>> START INPUT RECORDS

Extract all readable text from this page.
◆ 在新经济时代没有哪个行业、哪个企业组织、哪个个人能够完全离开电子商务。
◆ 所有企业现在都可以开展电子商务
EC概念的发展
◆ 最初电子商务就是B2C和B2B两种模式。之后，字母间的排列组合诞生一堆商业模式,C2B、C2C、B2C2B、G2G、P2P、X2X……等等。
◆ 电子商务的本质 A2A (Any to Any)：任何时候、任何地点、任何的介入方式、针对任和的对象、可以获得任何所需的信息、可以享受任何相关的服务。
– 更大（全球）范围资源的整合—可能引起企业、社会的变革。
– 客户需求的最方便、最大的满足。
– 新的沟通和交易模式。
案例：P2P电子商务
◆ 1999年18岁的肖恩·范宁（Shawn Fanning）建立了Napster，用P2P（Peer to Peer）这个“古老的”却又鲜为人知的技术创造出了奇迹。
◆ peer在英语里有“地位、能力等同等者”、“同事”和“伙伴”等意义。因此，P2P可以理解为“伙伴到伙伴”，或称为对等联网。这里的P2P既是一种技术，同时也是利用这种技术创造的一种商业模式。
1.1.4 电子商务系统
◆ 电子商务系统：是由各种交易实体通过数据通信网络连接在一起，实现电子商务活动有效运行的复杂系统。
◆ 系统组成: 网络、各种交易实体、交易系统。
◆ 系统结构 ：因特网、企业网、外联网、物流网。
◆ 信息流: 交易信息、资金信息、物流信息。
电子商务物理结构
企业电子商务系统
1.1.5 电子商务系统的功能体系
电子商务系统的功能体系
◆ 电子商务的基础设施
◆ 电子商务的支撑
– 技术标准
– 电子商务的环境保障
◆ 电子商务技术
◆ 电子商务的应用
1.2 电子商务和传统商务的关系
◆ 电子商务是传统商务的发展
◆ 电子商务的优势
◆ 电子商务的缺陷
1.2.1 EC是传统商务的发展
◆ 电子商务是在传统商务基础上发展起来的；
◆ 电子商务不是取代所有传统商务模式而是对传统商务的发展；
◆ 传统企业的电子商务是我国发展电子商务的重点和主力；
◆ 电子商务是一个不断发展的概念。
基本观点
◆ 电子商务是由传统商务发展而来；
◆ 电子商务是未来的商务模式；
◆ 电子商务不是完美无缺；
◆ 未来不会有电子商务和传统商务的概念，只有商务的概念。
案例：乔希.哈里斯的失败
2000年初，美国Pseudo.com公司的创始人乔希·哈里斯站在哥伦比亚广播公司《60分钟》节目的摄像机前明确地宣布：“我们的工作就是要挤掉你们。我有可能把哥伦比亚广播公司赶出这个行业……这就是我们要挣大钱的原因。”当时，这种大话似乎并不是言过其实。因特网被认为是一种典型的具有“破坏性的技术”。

>> END INPUT RECORDS

STATED EXERCISE
Print the records once more, exactly as they were given.

TASK OUTPUT
Extract all readable text from this page.
◆ 在新经济时代没有哪个行业、哪个企业组织、哪个个人能够完全离开电子商务。
◆ 所有企业现在都可以开展电子商务
EC概念的发展
◆ 最初电子商务就是B2C和B2B两种模式。之后，字母间的排列组合诞生一堆商业模式,C2B、C2C、B2C2B、G2G、P2P、X2X……等等。
◆ 电子商务的本质 A2A (Any to Any)：任何时候、任何地点、任何的介入方式、针对任和的对象、可以获得任何所需的信息、可以享受任何相关的服务。
– 更大（全球）范围资源的整合—可能引起企业、社会的变革。
– 客户需求的最方便、最大的满足。
– 新的沟通和交易模式。
案例：P2P电子商务
◆ 1999年18岁的肖恩·范宁（Shawn Fanning）建立了Napster，用P2P（Peer to Peer）这个“古老的”却又鲜为人知的技术创造出了奇迹。
◆ peer在英语里有“地位、能力等同等者”、“同事”和“伙伴”等意义。因此，P2P可以理解为“伙伴到伙伴”，或称为对等联网。这里的P2P既是一种技术，同时也是利用这种技术创造的一种商业模式。
1.1.4 电子商务系统
◆ 电子商务系统：是由各种交易实体通过数据通信网络连接在一起，实现电子商务活动有效运行的复杂系统。
◆ 系统组成: 网络、各种交易实体、交易系统。
◆ 系统结构 ：因特网、企业网、外联网、物流网。
◆ 信息流: 交易信息、资金信息、物流信息。
电子商务物理结构
企业电子商务系统
1.1.5 电子商务系统的功能体系
电子商务系统的功能体系
◆ 电子商务的基础设施
◆ 电子商务的支撑
– 技术标准
– 电子商务的环境保障
◆ 电子商务技术
◆ 电子商务的应用
1.2 电子商务和传统商务的关系
◆ 电子商务是传统商务的发展
◆ 电子商务的优势
◆ 电子商务的缺陷
1.2.1 EC是传统商务的发展
◆ 电子商务是在传统商务基础上发展起来的；
◆ 电子商务不是取代所有传统商务模式而是对传统商务的发展；
◆ 传统企业的电子商务是我国发展电子商务的重点和主力；
◆ 电子商务是一个不断发展的概念。
基本观点
◆ 电子商务是由传统商务发展而来；
◆ 电子商务是未来的商务模式；
◆ 电子商务不是完美无缺；
◆ 未来不会有电子商务和传统商务的概念，只有商务的概念。
案例：乔希.哈里斯的失败
2000年初，美国Pseudo.com公司的创始人乔希·哈里斯站在哥伦比亚广播公司《60分钟》节目的摄像机前明确地宣布：“我们的工作就是要挤掉你们。我有可能把哥伦比亚广播公司赶出这个行业……这就是我们要挣大钱的原因。”当时，这种大话似乎并不是言过其实。因特网被认为是一种典型的具有“破坏性的技术”。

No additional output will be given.